### Directive
Look through the material below for "Stück". Copy every line that contains it.

(Data excerpts)

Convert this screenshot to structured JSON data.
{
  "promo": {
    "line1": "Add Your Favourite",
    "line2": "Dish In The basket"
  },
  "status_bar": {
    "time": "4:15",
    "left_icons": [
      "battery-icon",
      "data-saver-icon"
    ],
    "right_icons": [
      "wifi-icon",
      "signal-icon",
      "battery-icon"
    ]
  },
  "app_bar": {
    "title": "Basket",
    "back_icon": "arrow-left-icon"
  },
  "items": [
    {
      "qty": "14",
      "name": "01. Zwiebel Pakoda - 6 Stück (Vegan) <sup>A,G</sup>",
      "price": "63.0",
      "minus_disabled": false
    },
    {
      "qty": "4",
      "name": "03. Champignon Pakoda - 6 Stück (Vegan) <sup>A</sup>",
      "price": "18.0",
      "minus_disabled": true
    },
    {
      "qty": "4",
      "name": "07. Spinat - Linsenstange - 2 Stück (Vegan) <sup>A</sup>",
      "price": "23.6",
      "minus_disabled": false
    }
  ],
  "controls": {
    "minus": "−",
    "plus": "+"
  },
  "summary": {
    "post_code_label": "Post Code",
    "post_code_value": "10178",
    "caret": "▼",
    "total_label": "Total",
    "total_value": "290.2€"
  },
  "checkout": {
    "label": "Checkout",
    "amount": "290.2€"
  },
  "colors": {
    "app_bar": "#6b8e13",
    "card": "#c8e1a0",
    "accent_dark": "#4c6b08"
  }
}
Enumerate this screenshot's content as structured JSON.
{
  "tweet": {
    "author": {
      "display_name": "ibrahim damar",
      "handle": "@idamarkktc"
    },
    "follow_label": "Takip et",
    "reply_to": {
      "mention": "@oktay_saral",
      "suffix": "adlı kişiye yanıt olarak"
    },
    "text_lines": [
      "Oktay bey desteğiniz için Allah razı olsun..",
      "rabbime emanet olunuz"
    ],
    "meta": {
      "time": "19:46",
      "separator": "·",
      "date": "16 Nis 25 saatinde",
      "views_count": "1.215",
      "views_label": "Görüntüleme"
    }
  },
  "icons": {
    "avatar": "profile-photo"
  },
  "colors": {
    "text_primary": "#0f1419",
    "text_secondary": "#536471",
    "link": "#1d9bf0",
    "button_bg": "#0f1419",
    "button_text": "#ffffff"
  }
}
---
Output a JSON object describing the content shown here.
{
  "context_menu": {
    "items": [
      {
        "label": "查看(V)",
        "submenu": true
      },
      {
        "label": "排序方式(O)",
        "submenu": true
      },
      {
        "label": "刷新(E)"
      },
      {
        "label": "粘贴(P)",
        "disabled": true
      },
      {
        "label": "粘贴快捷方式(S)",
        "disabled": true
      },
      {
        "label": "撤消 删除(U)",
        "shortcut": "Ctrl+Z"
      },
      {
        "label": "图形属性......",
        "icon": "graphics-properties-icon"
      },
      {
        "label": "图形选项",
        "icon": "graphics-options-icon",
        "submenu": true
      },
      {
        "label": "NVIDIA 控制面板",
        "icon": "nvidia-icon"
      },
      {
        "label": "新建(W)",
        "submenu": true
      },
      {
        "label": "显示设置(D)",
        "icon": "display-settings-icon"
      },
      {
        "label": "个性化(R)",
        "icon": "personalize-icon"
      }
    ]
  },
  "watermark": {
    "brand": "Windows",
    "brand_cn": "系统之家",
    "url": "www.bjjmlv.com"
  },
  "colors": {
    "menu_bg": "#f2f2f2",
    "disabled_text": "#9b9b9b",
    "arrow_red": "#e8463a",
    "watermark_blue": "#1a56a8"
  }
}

### Reply
      "name": "01. Zwiebel Pakoda - 6 Stück (Vegan) <sup>A,G</sup>",
      "name": "03. Champignon Pakoda - 6 Stück (Vegan) <sup>A</sup>",
      "name": "07. Spinat - Linsenstange - 2 Stück (Vegan) <sup>A</sup>",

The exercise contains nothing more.